> **Direction**:
Give all of the lines again, with nothing added or dropped.

Source data

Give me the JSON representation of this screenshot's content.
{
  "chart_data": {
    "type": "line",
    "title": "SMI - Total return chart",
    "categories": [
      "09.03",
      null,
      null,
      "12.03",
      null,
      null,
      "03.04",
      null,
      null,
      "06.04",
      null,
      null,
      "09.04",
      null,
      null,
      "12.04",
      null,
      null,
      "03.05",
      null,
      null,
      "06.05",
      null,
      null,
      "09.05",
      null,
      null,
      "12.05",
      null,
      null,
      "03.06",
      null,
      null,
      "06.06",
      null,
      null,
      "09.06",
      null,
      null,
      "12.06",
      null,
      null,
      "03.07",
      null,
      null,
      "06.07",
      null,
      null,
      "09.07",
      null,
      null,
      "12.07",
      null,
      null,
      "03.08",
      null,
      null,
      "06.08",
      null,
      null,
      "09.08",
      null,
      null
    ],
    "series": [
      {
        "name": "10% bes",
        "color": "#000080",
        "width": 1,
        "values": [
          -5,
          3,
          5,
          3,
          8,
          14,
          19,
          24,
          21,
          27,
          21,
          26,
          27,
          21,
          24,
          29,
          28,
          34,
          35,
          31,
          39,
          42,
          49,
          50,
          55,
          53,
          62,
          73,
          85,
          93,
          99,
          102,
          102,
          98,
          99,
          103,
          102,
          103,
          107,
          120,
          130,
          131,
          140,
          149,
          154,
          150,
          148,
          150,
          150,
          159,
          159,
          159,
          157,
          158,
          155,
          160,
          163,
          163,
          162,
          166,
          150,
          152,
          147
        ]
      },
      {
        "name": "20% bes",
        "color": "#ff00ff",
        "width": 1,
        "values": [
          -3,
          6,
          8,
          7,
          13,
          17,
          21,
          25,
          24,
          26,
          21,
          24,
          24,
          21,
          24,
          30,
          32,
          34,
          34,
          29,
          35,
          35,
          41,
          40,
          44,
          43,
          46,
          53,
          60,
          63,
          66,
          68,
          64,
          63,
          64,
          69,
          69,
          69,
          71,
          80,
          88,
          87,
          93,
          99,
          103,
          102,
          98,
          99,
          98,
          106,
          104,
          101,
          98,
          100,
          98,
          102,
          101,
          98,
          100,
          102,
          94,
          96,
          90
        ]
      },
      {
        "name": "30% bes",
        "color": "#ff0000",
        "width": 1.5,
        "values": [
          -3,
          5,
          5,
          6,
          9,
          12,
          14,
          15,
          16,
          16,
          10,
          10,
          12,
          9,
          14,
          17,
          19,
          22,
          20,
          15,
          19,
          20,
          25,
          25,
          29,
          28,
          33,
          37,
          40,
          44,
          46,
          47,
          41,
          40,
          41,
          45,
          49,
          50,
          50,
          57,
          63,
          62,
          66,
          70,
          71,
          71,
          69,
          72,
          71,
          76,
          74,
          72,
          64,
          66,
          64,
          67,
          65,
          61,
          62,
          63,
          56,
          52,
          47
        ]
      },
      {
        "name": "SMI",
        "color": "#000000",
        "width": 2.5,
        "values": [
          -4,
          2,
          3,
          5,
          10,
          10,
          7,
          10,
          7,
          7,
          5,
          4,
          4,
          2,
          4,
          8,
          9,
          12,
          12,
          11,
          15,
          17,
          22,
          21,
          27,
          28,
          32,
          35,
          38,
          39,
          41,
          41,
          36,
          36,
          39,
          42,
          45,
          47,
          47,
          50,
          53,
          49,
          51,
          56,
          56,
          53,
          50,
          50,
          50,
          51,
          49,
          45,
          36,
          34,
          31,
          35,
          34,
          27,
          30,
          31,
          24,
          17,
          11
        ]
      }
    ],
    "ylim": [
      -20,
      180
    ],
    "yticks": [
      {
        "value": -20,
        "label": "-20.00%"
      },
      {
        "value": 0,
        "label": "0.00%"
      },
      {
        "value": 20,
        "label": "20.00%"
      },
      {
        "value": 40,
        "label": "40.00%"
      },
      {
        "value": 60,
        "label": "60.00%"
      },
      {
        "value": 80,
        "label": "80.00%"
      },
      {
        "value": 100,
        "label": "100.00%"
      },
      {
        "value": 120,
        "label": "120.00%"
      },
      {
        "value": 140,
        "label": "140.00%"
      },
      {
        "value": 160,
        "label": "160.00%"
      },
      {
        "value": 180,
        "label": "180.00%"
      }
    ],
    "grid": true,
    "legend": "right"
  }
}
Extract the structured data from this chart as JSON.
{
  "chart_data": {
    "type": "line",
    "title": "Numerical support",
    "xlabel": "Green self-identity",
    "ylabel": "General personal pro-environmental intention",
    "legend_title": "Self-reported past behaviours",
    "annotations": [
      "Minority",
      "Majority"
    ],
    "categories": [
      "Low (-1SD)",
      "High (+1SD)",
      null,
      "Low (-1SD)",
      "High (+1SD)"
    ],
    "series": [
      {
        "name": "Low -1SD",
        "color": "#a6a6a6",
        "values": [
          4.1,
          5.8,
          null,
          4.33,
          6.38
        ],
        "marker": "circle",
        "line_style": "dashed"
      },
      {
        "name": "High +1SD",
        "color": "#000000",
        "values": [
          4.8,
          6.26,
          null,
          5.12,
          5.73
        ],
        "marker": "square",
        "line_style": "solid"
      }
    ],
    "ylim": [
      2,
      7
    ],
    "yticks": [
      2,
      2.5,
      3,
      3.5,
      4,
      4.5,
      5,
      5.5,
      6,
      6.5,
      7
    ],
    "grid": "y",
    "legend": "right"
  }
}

> **Complete response**:
Give me the JSON representation of this screenshot's content.
{
  "chart_data": {
    "type": "line",
    "title": "SMI - Total return chart",
    "categories": [
      "09.03",
      null,
      null,
      "12.03",
      null,
      null,
      "03.04",
      null,
      null,
      "06.04",
      null,
      null,
      "09.04",
      null,
      null,
      "12.04",
      null,
      null,
      "03.05",
      null,
      null,
      "06.05",
      null,
      null,
      "09.05",
      null,
      null,
      "12.05",
      null,
      null,
      "03.06",
      null,
      null,
      "06.06",
      null,
      null,
      "09.06",
      null,
      null,
      "12.06",
      null,
      null,
      "03.07",
      null,
      null,
      "06.07",
      null,
      null,
      "09.07",
      null,
      null,
      "12.07",
      null,
      null,
      "03.08",
      null,
      null,
      "06.08",
      null,
      null,
      "09.08",
      null,
      null
    ],
    "series": [
      {
        "name": "10% bes",
        "color": "#000080",
        "width": 1,
        "values": [
          -5,
          3,
          5,
          3,
          8,
          14,
          19,
          24,
          21,
          27,
          21,
          26,
          27,
          21,
          24,
          29,
          28,
          34,
          35,
          31,
          39,
          42,
          49,
          50,
          55,
          53,
          62,
          73,
          85,
          93,
          99,
          102,
          102,
          98,
          99,
          103,
          102,
          103,
          107,
          120,
          130,
          131,
          140,
          149,
          154,
          150,
          148,
          150,
          150,
          159,
          159,
          159,
          157,
          158,
          155,
          160,
          163,
          163,
          162,
          166,
          150,
          152,
          147
        ]
      },
      {
        "name": "20% bes",
        "color": "#ff00ff",
        "width": 1,
        "values": [
          -3,
          6,
          8,
          7,
          13,
          17,
          21,
          25,
          24,
          26,
          21,
          24,
          24,
          21,
          24,
          30,
          32,
          34,
          34,
          29,
          35,
          35,
          41,
          40,
          44,
          43,
          46,
          53,
          60,
          63,
          66,
          68,
          64,
          63,
          64,
          69,
          69,
          69,
          71,
          80,
          88,
          87,
          93,
          99,
          103,
          102,
          98,
          99,
          98,
          106,
          104,
          101,
          98,
          100,
          98,
          102,
          101,
          98,
          100,
          102,
          94,
          96,
          90
        ]
      },
      {
        "name": "30% bes",
        "color": "#ff0000",
        "width": 1.5,
        "values": [
          -3,
          5,
          5,
          6,
          9,
          12,
          14,
          15,
          16,
          16,
          10,
          10,
          12,
          9,
          14,
          17,
          19,
          22,
          20,
          15,
          19,
          20,
          25,
          25,
          29,
          28,
          33,
          37,
          40,
          44,
          46,
          47,
          41,
          40,
          41,
          45,
          49,
          50,
          50,
          57,
          63,
          62,
          66,
          70,
          71,
          71,
          69,
          72,
          71,
          76,
          74,
          72,
          64,
          66,
          64,
          67,
          65,
          61,
          62,
          63,
          56,
          52,
          47
        ]
      },
      {
        "name": "SMI",
        "color": "#000000",
        "width": 2.5,
        "values": [
          -4,
          2,
          3,
          5,
          10,
          10,
          7,
          10,
          7,
          7,
          5,
          4,
          4,
          2,
          4,
          8,
          9,
          12,
          12,
          11,
          15,
          17,
          22,
          21,
          27,
          28,
          32,
          35,
          38,
          39,
          41,
          41,
          36,
          36,
          39,
          42,
          45,
          47,
          47,
          50,
          53,
          49,
          51,
          56,
          56,
          53,
          50,
          50,
          50,
          51,
          49,
          45,
          36,
          34,
          31,
          35,
          34,
          27,
          30,
          31,
          24,
          17,
          11
        ]
      }
    ],
    "ylim": [
      -20,
      180
    ],
    "yticks": [
      {
        "value": -20,
        "label": "-20.00%"
      },
      {
        "value": 0,
        "label": "0.00%"
      },
      {
        "value": 20,
        "label": "20.00%"
      },
      {
        "value": 40,
        "label": "40.00%"
      },
      {
        "value": 60,
        "label": "60.00%"
      },
      {
        "value": 80,
        "label": "80.00%"
      },
      {
        "value": 100,
        "label": "100.00%"
      },
      {
        "value": 120,
        "label": "120.00%"
      },
      {
        "value": 140,
        "label": "140.00%"
      },
      {
        "value": 160,
        "label": "160.00%"
      },
      {
        "value": 180,
        "label": "180.00%"
      }
    ],
    "grid": true,
    "legend": "right"
  }
}
Extract the structured data from this chart as JSON.
{
  "chart_data": {
    "type": "line",
    "title": "Numerical support",
    "xlabel": "Green self-identity",
    "ylabel": "General personal pro-environmental intention",
    "legend_title": "Self-reported past behaviours",
    "annotations": [
      "Minority",
      "Majority"
    ],
    "categories": [
      "Low (-1SD)",
      "High (+1SD)",
      null,
      "Low (-1SD)",
      "High (+1SD)"
    ],
    "series": [
      {
        "name": "Low -1SD",
        "color": "#a6a6a6",
        "values": [
          4.1,
          5.8,
          null,
          4.33,
          6.38
        ],
        "marker": "circle",
        "line_style": "dashed"
      },
      {
        "name": "High +1SD",
        "color": "#000000",
        "values": [
          4.8,
          6.26,
          null,
          5.12,
          5.73
        ],
        "marker": "square",
        "line_style": "solid"
      }
    ],
    "ylim": [
      2,
      7
    ],
    "yticks": [
      2,
      2.5,
      3,
      3.5,
      4,
      4.5,
      5,
      5.5,
      6,
      6.5,
      7
    ],
    "grid": "y",
    "legend": "right"
  }
}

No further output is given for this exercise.